* begin GIVEN DATA *
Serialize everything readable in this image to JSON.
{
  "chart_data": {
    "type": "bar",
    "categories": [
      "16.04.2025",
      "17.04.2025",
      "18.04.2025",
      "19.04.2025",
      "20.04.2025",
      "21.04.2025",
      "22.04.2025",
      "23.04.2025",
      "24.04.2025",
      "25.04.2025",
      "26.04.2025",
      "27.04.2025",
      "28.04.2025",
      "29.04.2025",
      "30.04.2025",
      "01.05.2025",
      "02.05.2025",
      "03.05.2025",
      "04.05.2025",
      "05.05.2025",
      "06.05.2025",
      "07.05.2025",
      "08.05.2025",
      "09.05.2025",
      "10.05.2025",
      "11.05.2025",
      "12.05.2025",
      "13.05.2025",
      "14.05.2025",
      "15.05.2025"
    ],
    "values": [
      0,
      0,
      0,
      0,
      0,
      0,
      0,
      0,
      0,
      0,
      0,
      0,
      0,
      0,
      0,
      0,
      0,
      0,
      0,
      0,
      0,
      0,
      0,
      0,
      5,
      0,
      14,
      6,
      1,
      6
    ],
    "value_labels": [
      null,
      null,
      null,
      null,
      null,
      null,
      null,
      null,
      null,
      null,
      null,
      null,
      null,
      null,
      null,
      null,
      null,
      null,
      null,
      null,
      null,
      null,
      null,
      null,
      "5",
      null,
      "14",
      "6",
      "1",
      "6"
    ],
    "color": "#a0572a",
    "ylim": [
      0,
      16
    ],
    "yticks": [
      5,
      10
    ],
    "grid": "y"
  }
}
* end GIVEN DATA *
EXERCISE AIM →
Produce an exact copy of every entry above.

EXERCISE SOLUTION →
Serialize everything readable in this image to JSON.
{
  "chart_data": {
    "type": "bar",
    "categories": [
      "16.04.2025",
      "17.04.2025",
      "18.04.2025",
      "19.04.2025",
      "20.04.2025",
      "21.04.2025",
      "22.04.2025",
      "23.04.2025",
      "24.04.2025",
      "25.04.2025",
      "26.04.2025",
      "27.04.2025",
      "28.04.2025",
      "29.04.2025",
      "30.04.2025",
      "01.05.2025",
      "02.05.2025",
      "03.05.2025",
      "04.05.2025",
      "05.05.2025",
      "06.05.2025",
      "07.05.2025",
      "08.05.2025",
      "09.05.2025",
      "10.05.2025",
      "11.05.2025",
      "12.05.2025",
      "13.05.2025",
      "14.05.2025",
      "15.05.2025"
    ],
    "values": [
      0,
      0,
      0,
      0,
      0,
      0,
      0,
      0,
      0,
      0,
      0,
      0,
      0,
      0,
      0,
      0,
      0,
      0,
      0,
      0,
      0,
      0,
      0,
      0,
      5,
      0,
      14,
      6,
      1,
      6
    ],
    "value_labels": [
      null,
      null,
      null,
      null,
      null,
      null,
      null,
      null,
      null,
      null,
      null,
      null,
      null,
      null,
      null,
      null,
      null,
      null,
      null,
      null,
      null,
      null,
      null,
      null,
      "5",
      null,
      "14",
      "6",
      "1",
      "6"
    ],
    "color": "#a0572a",
    "ylim": [
      0,
      16
    ],
    "yticks": [
      5,
      10
    ],
    "grid": "y"
  }
}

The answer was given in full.